══ Document excerpt

From 25a225762d71e98cbcc0ceb803225f43406050de Mon Sep 17 00:00:00 2001
From: zjli2013 <leezhengjiang@126.com>
Date: Mon, 28 Jul 2025 15:18:03 +0800
Subject: [PATCH 3/7] type error fixed

---
 vllm/_aiter_ops.py | 29 +++++++++++------------------
 1 file changed, 11 insertions(+), 18 deletions(-)

diff --git a/vllm/_aiter_ops.py b/vllm/_aiter_ops.py
index b93f0c374b03..578e32bc73f3 100644
--- a/vllm/_aiter_ops.py
+++ b/vllm/_aiter_ops.py
@@ -6,7 +6,6 @@
 from vllm.platforms import current_platform
 from vllm.utils import direct_register_custom_op
 
-
 def rocm_aiter_tuned_gemm_impl(
         input: torch.Tensor,
         weight: torch.Tensor,
@@ -47,20 +46,14 @@ def rocm_aiter_tuned_gemm_fake(
 
 def rocm_aiter_rmsnorm2d_fwd_with_add_quant_impl(
     input: torch.Tensor, residual: torch.Tensor, weight: torch.Tensor,
-    variance_epsilon: float, x_scale=None, y_scale_dtype=None, 
-    q_dtype="fp8", model_sensitive=0) -> tuple[torch.Tensor, torch.Tensor, torch.Tensor, torch.Tensor]:
-
+    variance_epsilon: float, x_scale: Optional[torch.Tensor]=None, y_scale_dtype: Optional[torch.dtype]=None, 
+    q_dtype: torch.dtype=torch.float8_e4m3fnuz, model_sensitive: float=0) -> tuple[torch.Tensor, torch.Tensor, torch.Tensor]:
+    # TODO: make q_dtype general 
     import aiter as rocm_aiter
-    from aiter import  dtypes 
-    quant_dtype_map = {
-        "i8": dtypes.i8 ,
-        "fp8": dtypes.fp8
-    }
-    q_dtype = quant_dtype_map[q_dtype]
     assert y_scale_dtype is not None # TODO
     
     if x_scale is None: 
-        output = torch.empty(input.shape, dtype=q_dtype, devive="cuda")

════

• What the exercise asks: Duplicate the code patch verbatim, starting at "From 25a225762d71e98cbcc0ceb803225f43406050de Mon" and ending at "insertions(+), 18 deletions(-)".

══ Record set

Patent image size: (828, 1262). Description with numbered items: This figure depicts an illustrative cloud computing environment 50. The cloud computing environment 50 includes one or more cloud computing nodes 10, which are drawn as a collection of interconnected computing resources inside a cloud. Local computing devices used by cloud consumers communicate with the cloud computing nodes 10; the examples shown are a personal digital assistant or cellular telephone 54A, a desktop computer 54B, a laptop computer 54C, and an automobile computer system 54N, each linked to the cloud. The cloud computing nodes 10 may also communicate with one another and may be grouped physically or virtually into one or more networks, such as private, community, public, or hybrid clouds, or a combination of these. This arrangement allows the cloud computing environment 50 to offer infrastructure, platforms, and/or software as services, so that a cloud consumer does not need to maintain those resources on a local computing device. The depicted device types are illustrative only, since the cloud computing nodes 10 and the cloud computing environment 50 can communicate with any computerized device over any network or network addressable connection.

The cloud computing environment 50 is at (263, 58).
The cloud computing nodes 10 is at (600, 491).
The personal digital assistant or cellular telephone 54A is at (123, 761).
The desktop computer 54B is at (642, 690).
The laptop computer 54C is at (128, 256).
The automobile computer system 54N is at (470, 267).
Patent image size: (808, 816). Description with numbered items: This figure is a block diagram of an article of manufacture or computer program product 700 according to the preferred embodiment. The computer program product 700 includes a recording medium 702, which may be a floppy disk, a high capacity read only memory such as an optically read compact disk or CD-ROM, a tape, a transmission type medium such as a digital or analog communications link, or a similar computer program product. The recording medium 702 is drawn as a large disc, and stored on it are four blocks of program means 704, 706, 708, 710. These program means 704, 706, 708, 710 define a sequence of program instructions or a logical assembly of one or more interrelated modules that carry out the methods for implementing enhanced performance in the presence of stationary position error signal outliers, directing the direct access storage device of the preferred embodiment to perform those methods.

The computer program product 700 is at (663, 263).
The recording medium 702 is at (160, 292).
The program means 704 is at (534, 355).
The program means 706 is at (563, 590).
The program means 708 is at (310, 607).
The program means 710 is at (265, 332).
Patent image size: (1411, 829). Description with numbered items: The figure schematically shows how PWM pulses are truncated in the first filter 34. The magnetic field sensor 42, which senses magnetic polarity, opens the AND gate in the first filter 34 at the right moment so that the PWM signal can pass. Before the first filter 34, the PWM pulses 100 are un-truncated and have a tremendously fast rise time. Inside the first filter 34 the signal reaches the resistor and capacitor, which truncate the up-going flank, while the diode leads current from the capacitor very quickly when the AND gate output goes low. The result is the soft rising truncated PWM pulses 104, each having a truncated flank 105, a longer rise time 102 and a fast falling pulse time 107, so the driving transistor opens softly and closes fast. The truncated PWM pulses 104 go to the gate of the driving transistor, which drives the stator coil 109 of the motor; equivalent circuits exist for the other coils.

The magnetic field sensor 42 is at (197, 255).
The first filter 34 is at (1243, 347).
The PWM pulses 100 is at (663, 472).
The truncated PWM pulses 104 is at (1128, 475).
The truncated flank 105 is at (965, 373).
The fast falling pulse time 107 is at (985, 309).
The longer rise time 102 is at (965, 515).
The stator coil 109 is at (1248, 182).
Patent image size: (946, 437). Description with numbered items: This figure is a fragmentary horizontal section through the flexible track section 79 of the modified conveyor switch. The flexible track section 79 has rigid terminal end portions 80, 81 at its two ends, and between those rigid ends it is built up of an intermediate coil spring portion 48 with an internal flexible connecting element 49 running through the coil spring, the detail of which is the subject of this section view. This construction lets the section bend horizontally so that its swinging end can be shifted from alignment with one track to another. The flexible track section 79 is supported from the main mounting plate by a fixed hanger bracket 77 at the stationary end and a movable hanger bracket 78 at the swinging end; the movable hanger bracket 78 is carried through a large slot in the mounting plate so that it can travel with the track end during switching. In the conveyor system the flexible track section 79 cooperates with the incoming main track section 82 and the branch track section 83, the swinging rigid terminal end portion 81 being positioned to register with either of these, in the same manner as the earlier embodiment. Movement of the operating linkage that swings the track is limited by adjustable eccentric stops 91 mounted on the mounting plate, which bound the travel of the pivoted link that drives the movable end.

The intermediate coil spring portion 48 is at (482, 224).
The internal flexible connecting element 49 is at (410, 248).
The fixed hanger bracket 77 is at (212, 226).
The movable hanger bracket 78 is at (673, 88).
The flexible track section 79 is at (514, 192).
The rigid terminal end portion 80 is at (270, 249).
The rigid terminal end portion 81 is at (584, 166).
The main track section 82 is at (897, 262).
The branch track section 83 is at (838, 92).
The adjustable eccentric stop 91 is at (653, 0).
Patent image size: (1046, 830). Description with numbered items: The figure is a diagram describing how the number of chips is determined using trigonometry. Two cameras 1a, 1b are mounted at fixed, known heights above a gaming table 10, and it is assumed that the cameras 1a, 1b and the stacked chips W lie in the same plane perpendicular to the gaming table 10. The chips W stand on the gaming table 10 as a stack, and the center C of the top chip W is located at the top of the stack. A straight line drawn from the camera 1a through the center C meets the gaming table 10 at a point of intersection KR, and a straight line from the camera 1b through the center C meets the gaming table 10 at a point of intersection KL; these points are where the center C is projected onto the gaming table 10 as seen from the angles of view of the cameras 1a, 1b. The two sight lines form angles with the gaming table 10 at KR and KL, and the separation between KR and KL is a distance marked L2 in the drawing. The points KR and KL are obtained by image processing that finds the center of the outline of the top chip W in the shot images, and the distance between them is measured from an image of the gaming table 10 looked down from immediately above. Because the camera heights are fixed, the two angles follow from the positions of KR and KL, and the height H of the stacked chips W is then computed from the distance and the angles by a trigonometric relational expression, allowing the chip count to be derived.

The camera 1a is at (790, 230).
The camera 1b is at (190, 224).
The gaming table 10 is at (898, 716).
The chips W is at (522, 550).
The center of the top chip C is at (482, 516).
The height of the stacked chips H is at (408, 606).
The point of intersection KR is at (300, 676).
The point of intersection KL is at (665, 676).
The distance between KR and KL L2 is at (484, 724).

════

• Solution to the exercise:
From 25a225762d71e98cbcc0ceb803225f43406050de Mon Sep 17 00:00:00 2001
From: zjli2013 <leezhengjiang@126.com>
Date: Mon, 28 Jul 2025 15:18:03 +0800
Subject: [PATCH 3/7] type error fixed

---
 vllm/_aiter_ops.py | 29 +++++++++++------------------
 1 file changed, 11 insertions(+), 18 deletions(-)